--- Start of DATASET EXCERPTS ---

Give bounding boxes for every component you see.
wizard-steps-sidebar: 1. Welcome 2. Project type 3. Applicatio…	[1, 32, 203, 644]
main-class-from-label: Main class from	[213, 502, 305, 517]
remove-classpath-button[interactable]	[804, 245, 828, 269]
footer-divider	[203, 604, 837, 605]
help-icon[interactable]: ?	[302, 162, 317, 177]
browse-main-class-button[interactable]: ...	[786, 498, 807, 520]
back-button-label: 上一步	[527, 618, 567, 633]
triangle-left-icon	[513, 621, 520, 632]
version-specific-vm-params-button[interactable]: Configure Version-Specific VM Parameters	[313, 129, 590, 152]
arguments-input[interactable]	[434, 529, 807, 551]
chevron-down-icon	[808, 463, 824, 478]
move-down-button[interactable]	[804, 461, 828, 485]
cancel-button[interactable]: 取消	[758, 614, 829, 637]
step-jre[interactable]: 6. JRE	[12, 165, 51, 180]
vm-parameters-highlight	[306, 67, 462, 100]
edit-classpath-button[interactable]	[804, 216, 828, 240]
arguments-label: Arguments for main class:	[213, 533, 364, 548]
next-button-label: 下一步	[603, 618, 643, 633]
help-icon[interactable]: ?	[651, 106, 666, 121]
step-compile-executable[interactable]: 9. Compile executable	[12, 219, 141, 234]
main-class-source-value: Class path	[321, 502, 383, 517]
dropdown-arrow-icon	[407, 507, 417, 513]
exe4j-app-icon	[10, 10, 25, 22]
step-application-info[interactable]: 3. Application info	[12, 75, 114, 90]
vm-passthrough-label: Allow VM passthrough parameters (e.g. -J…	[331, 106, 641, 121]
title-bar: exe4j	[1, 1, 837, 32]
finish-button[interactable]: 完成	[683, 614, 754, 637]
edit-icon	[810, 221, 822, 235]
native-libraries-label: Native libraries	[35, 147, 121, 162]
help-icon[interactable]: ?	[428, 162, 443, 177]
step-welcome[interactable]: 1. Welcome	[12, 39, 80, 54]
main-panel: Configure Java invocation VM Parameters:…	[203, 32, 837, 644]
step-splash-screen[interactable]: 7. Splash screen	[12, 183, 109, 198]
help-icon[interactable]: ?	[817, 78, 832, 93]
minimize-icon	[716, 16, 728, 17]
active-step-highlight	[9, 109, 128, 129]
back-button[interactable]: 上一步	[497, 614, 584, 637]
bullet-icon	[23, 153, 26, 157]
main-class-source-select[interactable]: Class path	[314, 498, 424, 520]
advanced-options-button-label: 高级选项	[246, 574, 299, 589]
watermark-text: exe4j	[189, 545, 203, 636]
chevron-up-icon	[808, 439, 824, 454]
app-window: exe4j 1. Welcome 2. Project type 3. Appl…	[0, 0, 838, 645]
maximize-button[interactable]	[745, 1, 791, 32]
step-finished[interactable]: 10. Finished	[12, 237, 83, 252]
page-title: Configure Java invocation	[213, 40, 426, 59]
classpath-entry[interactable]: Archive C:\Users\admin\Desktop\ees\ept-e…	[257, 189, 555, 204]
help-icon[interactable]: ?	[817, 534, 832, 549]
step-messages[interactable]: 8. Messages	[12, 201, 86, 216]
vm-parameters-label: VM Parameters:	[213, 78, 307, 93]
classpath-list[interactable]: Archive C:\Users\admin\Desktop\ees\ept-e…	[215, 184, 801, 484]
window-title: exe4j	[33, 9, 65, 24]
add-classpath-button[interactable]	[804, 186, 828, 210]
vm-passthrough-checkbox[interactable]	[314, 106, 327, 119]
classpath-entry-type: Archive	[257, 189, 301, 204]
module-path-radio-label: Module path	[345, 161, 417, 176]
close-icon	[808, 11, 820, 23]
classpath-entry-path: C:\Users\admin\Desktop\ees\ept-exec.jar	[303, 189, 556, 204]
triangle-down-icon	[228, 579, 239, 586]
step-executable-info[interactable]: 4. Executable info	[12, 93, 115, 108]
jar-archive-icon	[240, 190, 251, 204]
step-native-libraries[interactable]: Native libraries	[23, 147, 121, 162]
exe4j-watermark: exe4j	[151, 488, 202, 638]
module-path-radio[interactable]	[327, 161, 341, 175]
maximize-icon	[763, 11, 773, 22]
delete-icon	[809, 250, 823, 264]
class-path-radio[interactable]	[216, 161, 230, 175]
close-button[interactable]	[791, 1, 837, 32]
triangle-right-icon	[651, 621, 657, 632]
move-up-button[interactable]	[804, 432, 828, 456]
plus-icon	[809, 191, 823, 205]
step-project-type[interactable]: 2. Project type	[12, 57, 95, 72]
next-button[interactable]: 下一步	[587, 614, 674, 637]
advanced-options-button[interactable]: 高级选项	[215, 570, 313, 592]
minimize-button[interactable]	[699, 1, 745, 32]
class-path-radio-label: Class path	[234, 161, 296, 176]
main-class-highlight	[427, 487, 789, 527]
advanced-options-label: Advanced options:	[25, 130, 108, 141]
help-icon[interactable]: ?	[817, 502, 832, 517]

--- End of DATASET EXCERPTS ---

- _WRITTEN TASK_:
Write out all of the lines above exactly as they appear, with nothing changed.

- _SOLUTION TO THIS TASK_:
Give bounding boxes for every component you see.
wizard-steps-sidebar: 1. Welcome 2. Project type 3. Applicatio…	[1, 32, 203, 644]
main-class-from-label: Main class from	[213, 502, 305, 517]
remove-classpath-button[interactable]	[804, 245, 828, 269]
footer-divider	[203, 604, 837, 605]
help-icon[interactable]: ?	[302, 162, 317, 177]
browse-main-class-button[interactable]: ...	[786, 498, 807, 520]
back-button-label: 上一步	[527, 618, 567, 633]
triangle-left-icon	[513, 621, 520, 632]
version-specific-vm-params-button[interactable]: Configure Version-Specific VM Parameters	[313, 129, 590, 152]
arguments-input[interactable]	[434, 529, 807, 551]
chevron-down-icon	[808, 463, 824, 478]
move-down-button[interactable]	[804, 461, 828, 485]
cancel-button[interactable]: 取消	[758, 614, 829, 637]
step-jre[interactable]: 6. JRE	[12, 165, 51, 180]
vm-parameters-highlight	[306, 67, 462, 100]
edit-classpath-button[interactable]	[804, 216, 828, 240]
arguments-label: Arguments for main class:	[213, 533, 364, 548]
next-button-label: 下一步	[603, 618, 643, 633]
help-icon[interactable]: ?	[651, 106, 666, 121]
step-compile-executable[interactable]: 9. Compile executable	[12, 219, 141, 234]
main-class-source-value: Class path	[321, 502, 383, 517]
dropdown-arrow-icon	[407, 507, 417, 513]
exe4j-app-icon	[10, 10, 25, 22]
step-application-info[interactable]: 3. Application info	[12, 75, 114, 90]
vm-passthrough-label: Allow VM passthrough parameters (e.g. -J…	[331, 106, 641, 121]
title-bar: exe4j	[1, 1, 837, 32]
finish-button[interactable]: 完成	[683, 614, 754, 637]
edit-icon	[810, 221, 822, 235]
native-libraries-label: Native libraries	[35, 147, 121, 162]
help-icon[interactable]: ?	[428, 162, 443, 177]
step-welcome[interactable]: 1. Welcome	[12, 39, 80, 54]
main-panel: Configure Java invocation VM Parameters:…	[203, 32, 837, 644]
step-splash-screen[interactable]: 7. Splash screen	[12, 183, 109, 198]
help-icon[interactable]: ?	[817, 78, 832, 93]
minimize-icon	[716, 16, 728, 17]
active-step-highlight	[9, 109, 128, 129]
back-button[interactable]: 上一步	[497, 614, 584, 637]
bullet-icon	[23, 153, 26, 157]
main-class-source-select[interactable]: Class path	[314, 498, 424, 520]
advanced-options-button-label: 高级选项	[246, 574, 299, 589]
watermark-text: exe4j	[189, 545, 203, 636]
chevron-up-icon	[808, 439, 824, 454]
app-window: exe4j 1. Welcome 2. Project type 3. Appl…	[0, 0, 838, 645]
maximize-button[interactable]	[745, 1, 791, 32]
step-finished[interactable]: 10. Finished	[12, 237, 83, 252]
page-title: Configure Java invocation	[213, 40, 426, 59]
classpath-entry[interactable]: Archive C:\Users\admin\Desktop\ees\ept-e…	[257, 189, 555, 204]
help-icon[interactable]: ?	[817, 534, 832, 549]
step-messages[interactable]: 8. Messages	[12, 201, 86, 216]
vm-parameters-label: VM Parameters:	[213, 78, 307, 93]
classpath-list[interactable]: Archive C:\Users\admin\Desktop\ees\ept-e…	[215, 184, 801, 484]
window-title: exe4j	[33, 9, 65, 24]
add-classpath-button[interactable]	[804, 186, 828, 210]
vm-passthrough-checkbox[interactable]	[314, 106, 327, 119]
classpath-entry-type: Archive	[257, 189, 301, 204]
module-path-radio-label: Module path	[345, 161, 417, 176]
close-icon	[808, 11, 820, 23]
classpath-entry-path: C:\Users\admin\Desktop\ees\ept-exec.jar	[303, 189, 556, 204]
triangle-down-icon	[228, 579, 239, 586]
step-executable-info[interactable]: 4. Executable info	[12, 93, 115, 108]
jar-archive-icon	[240, 190, 251, 204]
step-native-libraries[interactable]: Native libraries	[23, 147, 121, 162]
exe4j-watermark: exe4j	[151, 488, 202, 638]
module-path-radio[interactable]	[327, 161, 341, 175]
maximize-icon	[763, 11, 773, 22]
delete-icon	[809, 250, 823, 264]
class-path-radio[interactable]	[216, 161, 230, 175]
close-button[interactable]	[791, 1, 837, 32]
triangle-right-icon	[651, 621, 657, 632]
move-up-button[interactable]	[804, 432, 828, 456]
plus-icon	[809, 191, 823, 205]
step-project-type[interactable]: 2. Project type	[12, 57, 95, 72]
next-button[interactable]: 下一步	[587, 614, 674, 637]
advanced-options-button[interactable]: 高级选项	[215, 570, 313, 592]
minimize-button[interactable]	[699, 1, 745, 32]
class-path-radio-label: Class path	[234, 161, 296, 176]
main-class-highlight	[427, 487, 789, 527]
advanced-options-label: Advanced options:	[25, 130, 108, 141]
help-icon[interactable]: ?	[817, 502, 832, 517]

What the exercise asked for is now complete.